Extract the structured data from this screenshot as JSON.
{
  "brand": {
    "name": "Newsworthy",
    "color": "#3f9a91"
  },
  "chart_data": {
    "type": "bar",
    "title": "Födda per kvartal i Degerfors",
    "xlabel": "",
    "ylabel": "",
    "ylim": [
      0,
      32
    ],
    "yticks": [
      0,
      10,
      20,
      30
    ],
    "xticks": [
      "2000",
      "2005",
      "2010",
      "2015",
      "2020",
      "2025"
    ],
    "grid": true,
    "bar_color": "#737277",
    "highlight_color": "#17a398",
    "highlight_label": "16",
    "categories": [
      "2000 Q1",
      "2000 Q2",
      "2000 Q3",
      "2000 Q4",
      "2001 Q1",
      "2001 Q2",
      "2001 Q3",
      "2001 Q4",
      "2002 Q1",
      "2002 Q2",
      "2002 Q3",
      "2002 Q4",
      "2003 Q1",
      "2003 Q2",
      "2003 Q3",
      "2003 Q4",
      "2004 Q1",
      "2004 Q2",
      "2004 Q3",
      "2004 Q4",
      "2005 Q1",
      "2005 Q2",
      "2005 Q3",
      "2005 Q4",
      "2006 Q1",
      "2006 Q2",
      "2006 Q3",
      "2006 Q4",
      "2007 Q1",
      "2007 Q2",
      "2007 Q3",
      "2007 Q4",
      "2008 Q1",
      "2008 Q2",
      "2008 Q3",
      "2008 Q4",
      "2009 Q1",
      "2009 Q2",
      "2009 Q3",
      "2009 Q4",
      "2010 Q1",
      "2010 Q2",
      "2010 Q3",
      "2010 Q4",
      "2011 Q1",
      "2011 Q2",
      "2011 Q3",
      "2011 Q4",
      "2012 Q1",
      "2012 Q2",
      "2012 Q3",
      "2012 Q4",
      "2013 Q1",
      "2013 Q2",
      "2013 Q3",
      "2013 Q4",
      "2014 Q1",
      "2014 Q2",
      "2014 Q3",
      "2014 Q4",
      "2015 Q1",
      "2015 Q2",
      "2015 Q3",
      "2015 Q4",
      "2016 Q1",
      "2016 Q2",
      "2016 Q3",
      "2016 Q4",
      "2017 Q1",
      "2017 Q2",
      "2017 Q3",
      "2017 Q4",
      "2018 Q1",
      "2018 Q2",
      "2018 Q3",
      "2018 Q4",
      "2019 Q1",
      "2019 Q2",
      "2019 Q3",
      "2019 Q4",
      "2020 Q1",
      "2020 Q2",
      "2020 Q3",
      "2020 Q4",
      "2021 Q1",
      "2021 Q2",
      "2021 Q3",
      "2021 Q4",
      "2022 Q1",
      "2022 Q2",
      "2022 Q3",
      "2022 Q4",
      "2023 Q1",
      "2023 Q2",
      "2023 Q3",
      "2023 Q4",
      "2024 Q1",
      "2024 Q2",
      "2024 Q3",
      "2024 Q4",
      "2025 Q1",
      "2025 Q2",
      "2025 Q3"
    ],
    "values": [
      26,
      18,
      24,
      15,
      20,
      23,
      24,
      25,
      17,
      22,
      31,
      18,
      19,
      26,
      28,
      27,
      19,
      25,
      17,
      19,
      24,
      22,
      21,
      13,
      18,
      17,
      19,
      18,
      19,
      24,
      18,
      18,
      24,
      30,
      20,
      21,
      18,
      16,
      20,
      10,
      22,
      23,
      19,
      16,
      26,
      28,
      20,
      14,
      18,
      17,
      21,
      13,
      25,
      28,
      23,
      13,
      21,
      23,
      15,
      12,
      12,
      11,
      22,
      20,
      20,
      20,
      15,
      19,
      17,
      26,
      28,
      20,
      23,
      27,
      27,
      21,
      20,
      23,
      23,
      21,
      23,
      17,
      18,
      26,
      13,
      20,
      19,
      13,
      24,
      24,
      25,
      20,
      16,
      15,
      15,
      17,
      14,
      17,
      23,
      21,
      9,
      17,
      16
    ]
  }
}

Exercise brief> Nothing in the listing may be changed; retype it all exactly.

Answer to the exercise>
Extract the structured data from this screenshot as JSON.
{
  "brand": {
    "name": "Newsworthy",
    "color": "#3f9a91"
  },
  "chart_data": {
    "type": "bar",
    "title": "Födda per kvartal i Degerfors",
    "xlabel": "",
    "ylabel": "",
    "ylim": [
      0,
      32
    ],
    "yticks": [
      0,
      10,
      20,
      30
    ],
    "xticks": [
      "2000",
      "2005",
      "2010",
      "2015",
      "2020",
      "2025"
    ],
    "grid": true,
    "bar_color": "#737277",
    "highlight_color": "#17a398",
    "highlight_label": "16",
    "categories": [
      "2000 Q1",
      "2000 Q2",
      "2000 Q3",
      "2000 Q4",
      "2001 Q1",
      "2001 Q2",
      "2001 Q3",
      "2001 Q4",
      "2002 Q1",
      "2002 Q2",
      "2002 Q3",
      "2002 Q4",
      "2003 Q1",
      "2003 Q2",
      "2003 Q3",
      "2003 Q4",
      "2004 Q1",
      "2004 Q2",
      "2004 Q3",
      "2004 Q4",
      "2005 Q1",
      "2005 Q2",
      "2005 Q3",
      "2005 Q4",
      "2006 Q1",
      "2006 Q2",
      "2006 Q3",
      "2006 Q4",
      "2007 Q1",
      "2007 Q2",
      "2007 Q3",
      "2007 Q4",
      "2008 Q1",
      "2008 Q2",
      "2008 Q3",
      "2008 Q4",
      "2009 Q1",
      "2009 Q2",
      "2009 Q3",
      "2009 Q4",
      "2010 Q1",
      "2010 Q2",
      "2010 Q3",
      "2010 Q4",
      "2011 Q1",
      "2011 Q2",
      "2011 Q3",
      "2011 Q4",
      "2012 Q1",
      "2012 Q2",
      "2012 Q3",
      "2012 Q4",
      "2013 Q1",
      "2013 Q2",
      "2013 Q3",
      "2013 Q4",
      "2014 Q1",
      "2014 Q2",
      "2014 Q3",
      "2014 Q4",
      "2015 Q1",
      "2015 Q2",
      "2015 Q3",
      "2015 Q4",
      "2016 Q1",
      "2016 Q2",
      "2016 Q3",
      "2016 Q4",
      "2017 Q1",
      "2017 Q2",
      "2017 Q3",
      "2017 Q4",
      "2018 Q1",
      "2018 Q2",
      "2018 Q3",
      "2018 Q4",
      "2019 Q1",
      "2019 Q2",
      "2019 Q3",
      "2019 Q4",
      "2020 Q1",
      "2020 Q2",
      "2020 Q3",
      "2020 Q4",
      "2021 Q1",
      "2021 Q2",
      "2021 Q3",
      "2021 Q4",
      "2022 Q1",
      "2022 Q2",
      "2022 Q3",
      "2022 Q4",
      "2023 Q1",
      "2023 Q2",
      "2023 Q3",
      "2023 Q4",
      "2024 Q1",
      "2024 Q2",
      "2024 Q3",
      "2024 Q4",
      "2025 Q1",
      "2025 Q2",
      "2025 Q3"
    ],
    "values": [
      26,
      18,
      24,
      15,
      20,
      23,
      24,
      25,
      17,
      22,
      31,
      18,
      19,
      26,
      28,
      27,
      19,
      25,
      17,
      19,
      24,
      22,
      21,
      13,
      18,
      17,
      19,
      18,
      19,
      24,
      18,
      18,
      24,
      30,
      20,
      21,
      18,
      16,
      20,
      10,
      22,
      23,
      19,
      16,
      26,
      28,
      20,
      14,
      18,
      17,
      21,
      13,
      25,
      28,
      23,
      13,
      21,
      23,
      15,
      12,
      12,
      11,
      22,
      20,
      20,
      20,
      15,
      19,
      17,
      26,
      28,
      20,
      23,
      27,
      27,
      21,
      20,
      23,
      23,
      21,
      23,
      17,
      18,
      26,
      13,
      20,
      19,
      13,
      24,
      24,
      25,
      20,
      16,
      15,
      15,
      17,
      14,
      17,
      23,
      21,
      9,
      17,
      16
    ]
  }
}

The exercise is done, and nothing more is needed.